Raw records:
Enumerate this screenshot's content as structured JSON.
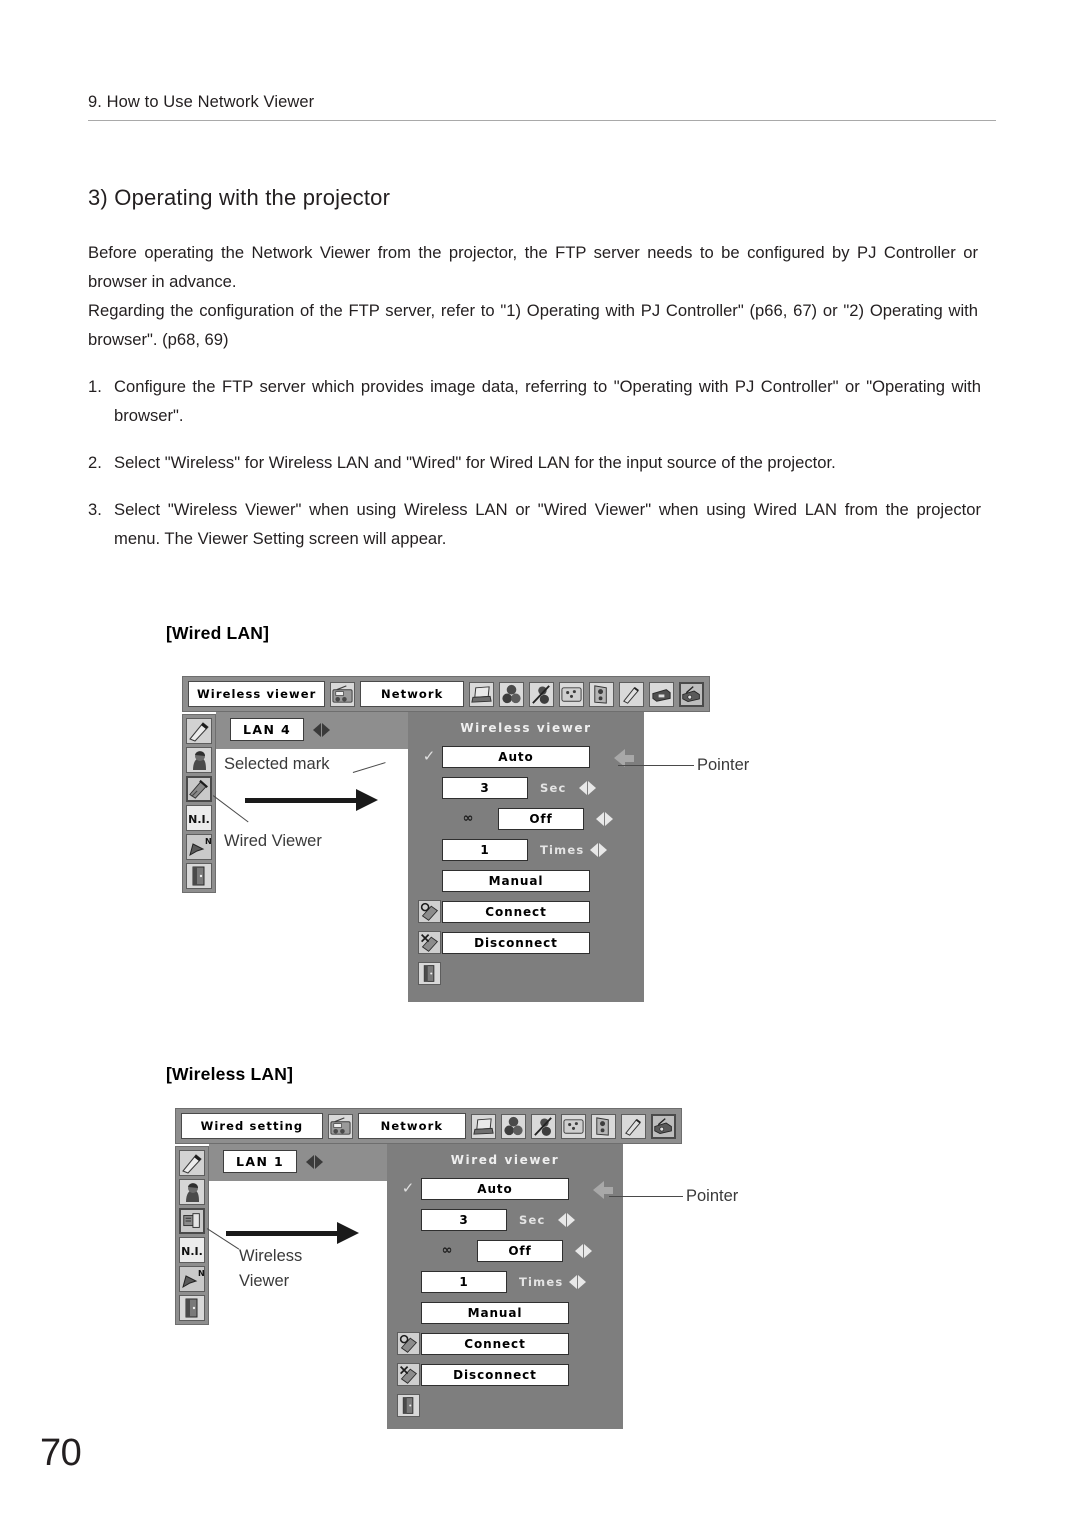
{
  "header": {
    "chapter": "9. How to Use Network Viewer"
  },
  "section": {
    "title": "3) Operating with the projector"
  },
  "intro": {
    "para1_line1": "Before operating the Network Viewer from the projector, the FTP server needs to be configured by PJ Controller or browser in advance.",
    "para1_line2": "Regarding the configuration of the FTP server, refer to \"1) Operating with PJ Controller\" (p66, 67) or \"2) Operating with browser\".  (p68, 69)"
  },
  "steps": [
    {
      "num": "1.",
      "text": "Configure the FTP server which provides image data, referring to \"Operating with PJ Controller\" or \"Operating with browser\"."
    },
    {
      "num": "2.",
      "text": "Select \"Wireless\" for Wireless LAN and \"Wired\" for Wired LAN for the input source of the projector."
    },
    {
      "num": "3.",
      "text": "Select \"Wireless Viewer\" when using Wireless LAN or \"Wired Viewer\" when using Wired LAN from the projector menu.  The Viewer Setting screen will appear."
    }
  ],
  "figures": [
    {
      "caption": "[Wired LAN]",
      "osd": {
        "menu_title": "Wireless viewer",
        "category": "Network",
        "lan_value": "LAN 4",
        "panel_title": "Wireless viewer",
        "rows": [
          {
            "lead": "check",
            "value": "Auto",
            "unit": "",
            "arrows": false,
            "wide": true
          },
          {
            "lead": "",
            "value": "3",
            "unit": "Sec",
            "arrows": true,
            "wide": false
          },
          {
            "lead": "inf",
            "value": "Off",
            "unit": "",
            "arrows": true,
            "wide": false
          },
          {
            "lead": "",
            "value": "1",
            "unit": "Times",
            "arrows": true,
            "wide": false
          },
          {
            "lead": "",
            "value": "Manual",
            "unit": "",
            "arrows": false,
            "wide": true
          },
          {
            "lead": "connect-icon",
            "value": "Connect",
            "unit": "",
            "arrows": false,
            "wide": true
          },
          {
            "lead": "disconnect-icon",
            "value": "Disconnect",
            "unit": "",
            "arrows": false,
            "wide": true
          },
          {
            "lead": "exit-icon",
            "value": "",
            "unit": "",
            "arrows": false,
            "wide": false
          }
        ],
        "topbar_icons": [
          "radio-icon",
          "laptop-icon",
          "spheres-icon",
          "spheres-slash-icon",
          "image-icon",
          "speaker-icon",
          "tools-icon",
          "projector-icon",
          "network-projector-icon"
        ],
        "sidebar_icons": [
          "pen-icon",
          "person-icon",
          "wired-viewer-icon",
          "n-i-icon",
          "arrow-mouse-icon",
          "exit-door-icon"
        ],
        "selected_topbar_index": 8,
        "selected_sidebar_index": 2,
        "infinity_symbol": "∞"
      },
      "annotations": {
        "selected_mark": "Selected mark",
        "sidebar_callout": "Wired Viewer",
        "pointer": "Pointer"
      }
    },
    {
      "caption": "[Wireless LAN]",
      "osd": {
        "menu_title": "Wired setting",
        "category": "Network",
        "lan_value": "LAN 1",
        "panel_title": "Wired viewer",
        "rows": [
          {
            "lead": "check",
            "value": "Auto",
            "unit": "",
            "arrows": false,
            "wide": true
          },
          {
            "lead": "",
            "value": "3",
            "unit": "Sec",
            "arrows": true,
            "wide": false
          },
          {
            "lead": "inf",
            "value": "Off",
            "unit": "",
            "arrows": true,
            "wide": false
          },
          {
            "lead": "",
            "value": "1",
            "unit": "Times",
            "arrows": true,
            "wide": false
          },
          {
            "lead": "",
            "value": "Manual",
            "unit": "",
            "arrows": false,
            "wide": true
          },
          {
            "lead": "connect-icon",
            "value": "Connect",
            "unit": "",
            "arrows": false,
            "wide": true
          },
          {
            "lead": "disconnect-icon",
            "value": "Disconnect",
            "unit": "",
            "arrows": false,
            "wide": true
          },
          {
            "lead": "exit-icon",
            "value": "",
            "unit": "",
            "arrows": false,
            "wide": false
          }
        ],
        "topbar_icons": [
          "radio-icon",
          "laptop-icon",
          "spheres-icon",
          "spheres-slash-icon",
          "image-icon",
          "speaker-icon",
          "tools-icon",
          "network-projector-icon"
        ],
        "sidebar_icons": [
          "pen-icon",
          "person-icon",
          "wireless-viewer-icon",
          "n-i-icon",
          "arrow-mouse-icon",
          "exit-door-icon"
        ],
        "selected_topbar_index": 7,
        "selected_sidebar_index": 2,
        "infinity_symbol": "∞"
      },
      "annotations": {
        "selected_mark": "",
        "sidebar_callout": "Wireless\nViewer",
        "pointer": "Pointer"
      }
    }
  ],
  "page_number": "70"
}
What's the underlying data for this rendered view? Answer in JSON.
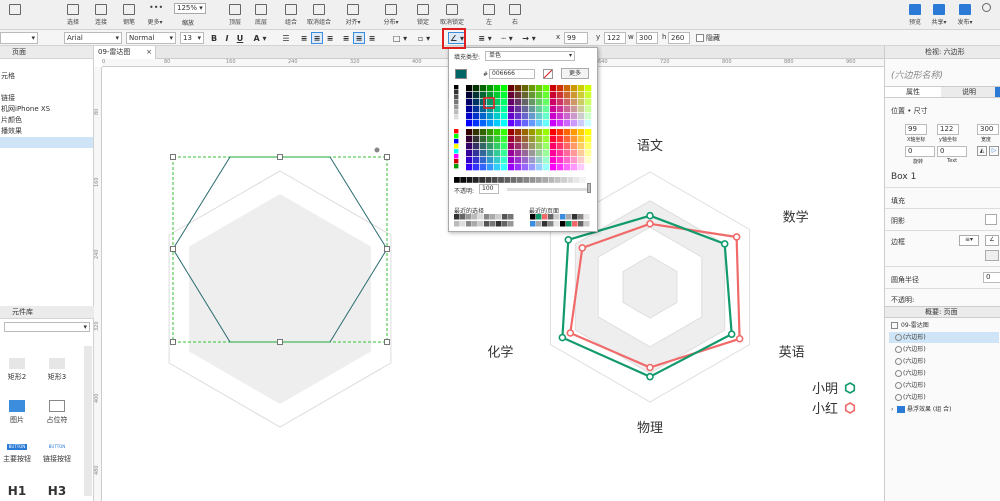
{
  "toolbar": {
    "left_buttons": [
      {
        "label": "选择",
        "icon": "select-icon"
      },
      {
        "label": "连接",
        "icon": "connect-icon"
      },
      {
        "label": "钢笔",
        "icon": "pen-icon"
      },
      {
        "label": "更多▾",
        "icon": "more-icon"
      }
    ],
    "zoom": "125%",
    "zoom_label": "缩放",
    "mid_buttons": [
      {
        "label": "顶层",
        "icon": "bring-front-icon"
      },
      {
        "label": "底层",
        "icon": "send-back-icon"
      },
      {
        "label": "组合",
        "icon": "group-icon"
      },
      {
        "label": "取消组合",
        "icon": "ungroup-icon"
      },
      {
        "label": "对齐▾",
        "icon": "align-icon"
      },
      {
        "label": "分布▾",
        "icon": "distribute-icon"
      },
      {
        "label": "锁定",
        "icon": "lock-icon"
      },
      {
        "label": "取消锁定",
        "icon": "unlock-icon"
      },
      {
        "label": "左",
        "icon": "left-icon"
      },
      {
        "label": "右",
        "icon": "right-icon"
      }
    ],
    "right_buttons": [
      {
        "label": "预览",
        "icon": "preview-icon"
      },
      {
        "label": "共享▾",
        "icon": "share-icon"
      },
      {
        "label": "发布▾",
        "icon": "publish-icon"
      }
    ]
  },
  "formatbar": {
    "style": "",
    "font": "Arial",
    "weight": "Normal",
    "size": "13",
    "x_label": "x",
    "x": "99",
    "y_label": "y",
    "y": "122",
    "w_label": "w",
    "w": "300",
    "h_label": "h",
    "h": "260",
    "hidden_label": "隐藏"
  },
  "left_panel": {
    "pages_title": "页面",
    "pages": [
      "元格",
      "",
      "链接",
      "机网iPhone XS",
      "片颜色",
      "播效果",
      ""
    ],
    "library_title": "元件库",
    "widgets": [
      {
        "label": "矩形2"
      },
      {
        "label": "矩形3"
      },
      {
        "label": "图片"
      },
      {
        "label": "占位符"
      },
      {
        "label": "主要按钮",
        "text": "BUTTON"
      },
      {
        "label": "链接按钮",
        "text": "BUTTON"
      },
      {
        "label": "H1"
      },
      {
        "label": "H3"
      }
    ]
  },
  "canvas": {
    "tab_label": "09-雷达图",
    "ruler_top": [
      "0",
      "80",
      "160",
      "240",
      "320",
      "400",
      "480",
      "560",
      "640",
      "720",
      "800",
      "880",
      "960"
    ],
    "ruler_left": [
      "80",
      "160",
      "240",
      "320",
      "400",
      "480"
    ]
  },
  "color_picker": {
    "fill_type_label": "填充类型:",
    "fill_type": "单色",
    "hex_prefix": "#",
    "hex": "006666",
    "more_label": "更多",
    "opacity_label": "不透明:",
    "opacity": "100",
    "recent_colors_label": "最近的选择",
    "recent_pages_label": "最近的页面"
  },
  "right_panel": {
    "inspector_title": "检视: 六边形",
    "shape_name": "(六边形名称)",
    "tabs": [
      "属性",
      "说明"
    ],
    "position_label": "位置 • 尺寸",
    "x": "99",
    "y": "122",
    "w": "300",
    "x_label": "X轴坐标",
    "y_label": "y轴坐标",
    "w_label": "宽度",
    "rot": "0",
    "text_rot": "0",
    "rot_label": "旋转",
    "text_label": "Text",
    "box_name": "Box 1",
    "fill_label": "填充",
    "shadow_label": "阴影",
    "border_label": "边框",
    "radius_label": "圆角半径",
    "radius": "0",
    "opacity_label": "不透明:",
    "outline_title": "概要: 页面",
    "outline_root": "09-雷达图",
    "outline_items": [
      "(六边形)",
      "(六边形)",
      "(六边形)",
      "(六边形)",
      "(六边形)",
      "(六边形)"
    ],
    "outline_folder": "悬浮效果 (组 合)"
  },
  "chart_data": {
    "type": "radar",
    "categories": [
      "语文",
      "数学",
      "英语",
      "物理",
      "化学",
      ""
    ],
    "series": [
      {
        "name": "小明",
        "color": "#129a6c",
        "values": [
          0.62,
          0.75,
          0.82,
          0.78,
          0.88,
          0.82
        ]
      },
      {
        "name": "小红",
        "color": "#f06a6a",
        "values": [
          0.55,
          0.87,
          0.9,
          0.7,
          0.8,
          0.68
        ]
      }
    ],
    "rings": 3,
    "ring_fills": [
      "#ffffff",
      "#eeeeee",
      "#ffffff",
      "#eeeeee"
    ]
  },
  "colors": {
    "accent": "#3c8dde",
    "highlight": "#e02020",
    "selection": "#cfe5f7",
    "edit_stroke": "#2a6b70",
    "edit_green": "#1faa3a",
    "guide_green": "#34c234"
  }
}
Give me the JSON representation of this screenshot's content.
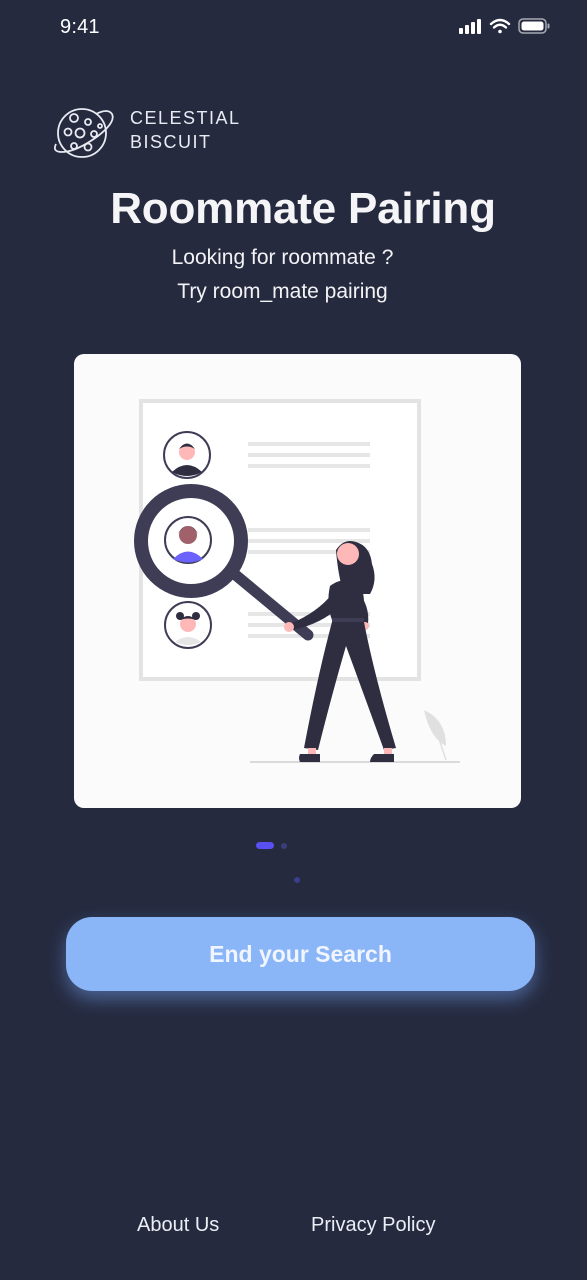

#### [Directions]
Pick out the lines above containing the word "Controller", then copy them.

#### [Exercise answer]
    "para1_line1": "Before operating the Network Viewer from the projector, the FTP server needs to be configured by PJ Controller or browser in advance.",
    "para1_line2": "Regarding the configuration of the FTP server, refer to \"1) Operating with PJ Controller\" (p66, 67) or \"2) Operating with browser\".  (p68, 69)"
      "text": "Configure the FTP server which provides image data, referring to \"Operating with PJ Controller\" or \"Operating with browser\"."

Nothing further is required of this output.